_Written problem_
List each line holding the string "name".

_Input records_
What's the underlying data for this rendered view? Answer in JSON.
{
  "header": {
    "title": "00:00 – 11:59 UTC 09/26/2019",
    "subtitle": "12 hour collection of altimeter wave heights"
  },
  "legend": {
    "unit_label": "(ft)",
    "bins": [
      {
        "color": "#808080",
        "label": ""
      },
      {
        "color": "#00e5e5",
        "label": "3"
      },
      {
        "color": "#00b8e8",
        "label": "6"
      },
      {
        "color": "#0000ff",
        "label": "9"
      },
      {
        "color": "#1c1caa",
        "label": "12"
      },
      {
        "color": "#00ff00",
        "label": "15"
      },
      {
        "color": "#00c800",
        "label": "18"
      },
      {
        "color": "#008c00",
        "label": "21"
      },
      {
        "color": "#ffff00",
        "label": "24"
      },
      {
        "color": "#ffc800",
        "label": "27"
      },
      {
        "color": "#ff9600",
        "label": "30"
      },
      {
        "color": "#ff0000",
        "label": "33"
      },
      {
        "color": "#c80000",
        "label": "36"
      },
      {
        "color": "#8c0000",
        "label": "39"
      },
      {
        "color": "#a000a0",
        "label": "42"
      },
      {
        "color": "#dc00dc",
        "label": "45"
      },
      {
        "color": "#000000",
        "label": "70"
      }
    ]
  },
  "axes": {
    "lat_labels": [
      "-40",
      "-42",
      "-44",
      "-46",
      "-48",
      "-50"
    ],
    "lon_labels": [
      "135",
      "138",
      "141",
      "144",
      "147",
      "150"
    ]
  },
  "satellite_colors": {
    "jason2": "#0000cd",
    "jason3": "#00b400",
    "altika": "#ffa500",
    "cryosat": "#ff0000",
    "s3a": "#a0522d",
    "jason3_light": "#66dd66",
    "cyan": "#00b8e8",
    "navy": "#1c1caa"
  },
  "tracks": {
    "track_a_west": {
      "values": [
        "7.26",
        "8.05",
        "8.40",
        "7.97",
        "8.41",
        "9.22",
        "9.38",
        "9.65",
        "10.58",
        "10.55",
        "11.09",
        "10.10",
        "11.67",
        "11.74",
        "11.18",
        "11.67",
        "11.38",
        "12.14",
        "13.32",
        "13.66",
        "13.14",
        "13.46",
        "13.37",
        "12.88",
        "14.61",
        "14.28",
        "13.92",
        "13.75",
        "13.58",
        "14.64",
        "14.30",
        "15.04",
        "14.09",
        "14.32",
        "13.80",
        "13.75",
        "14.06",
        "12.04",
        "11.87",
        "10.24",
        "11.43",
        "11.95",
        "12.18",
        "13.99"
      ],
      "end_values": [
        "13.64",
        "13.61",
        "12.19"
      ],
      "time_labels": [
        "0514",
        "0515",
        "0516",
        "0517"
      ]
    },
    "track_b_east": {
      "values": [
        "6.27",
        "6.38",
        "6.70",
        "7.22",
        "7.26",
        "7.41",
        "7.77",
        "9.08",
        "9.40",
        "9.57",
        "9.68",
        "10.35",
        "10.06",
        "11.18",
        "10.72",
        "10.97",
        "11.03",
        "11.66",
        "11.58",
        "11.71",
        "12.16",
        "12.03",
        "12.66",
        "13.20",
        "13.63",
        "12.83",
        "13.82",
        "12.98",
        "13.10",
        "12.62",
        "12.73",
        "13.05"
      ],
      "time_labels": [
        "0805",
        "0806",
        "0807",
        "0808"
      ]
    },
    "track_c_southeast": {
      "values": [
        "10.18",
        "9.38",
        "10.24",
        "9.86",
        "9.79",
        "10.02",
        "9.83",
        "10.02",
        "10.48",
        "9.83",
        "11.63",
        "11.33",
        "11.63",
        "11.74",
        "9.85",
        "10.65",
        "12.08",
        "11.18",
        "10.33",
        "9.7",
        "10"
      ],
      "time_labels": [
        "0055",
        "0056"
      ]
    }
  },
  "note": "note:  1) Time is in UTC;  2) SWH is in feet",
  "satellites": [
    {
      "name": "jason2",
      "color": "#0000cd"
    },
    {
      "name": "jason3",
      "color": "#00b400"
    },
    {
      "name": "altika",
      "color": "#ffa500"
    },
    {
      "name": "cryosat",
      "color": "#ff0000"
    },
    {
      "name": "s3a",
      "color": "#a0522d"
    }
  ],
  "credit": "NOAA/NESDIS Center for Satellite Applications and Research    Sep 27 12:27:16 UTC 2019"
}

_Written reply_
      "name": "jason2",
      "name": "jason3",
      "name": "altika",
      "name": "cryosat",
      "name": "s3a",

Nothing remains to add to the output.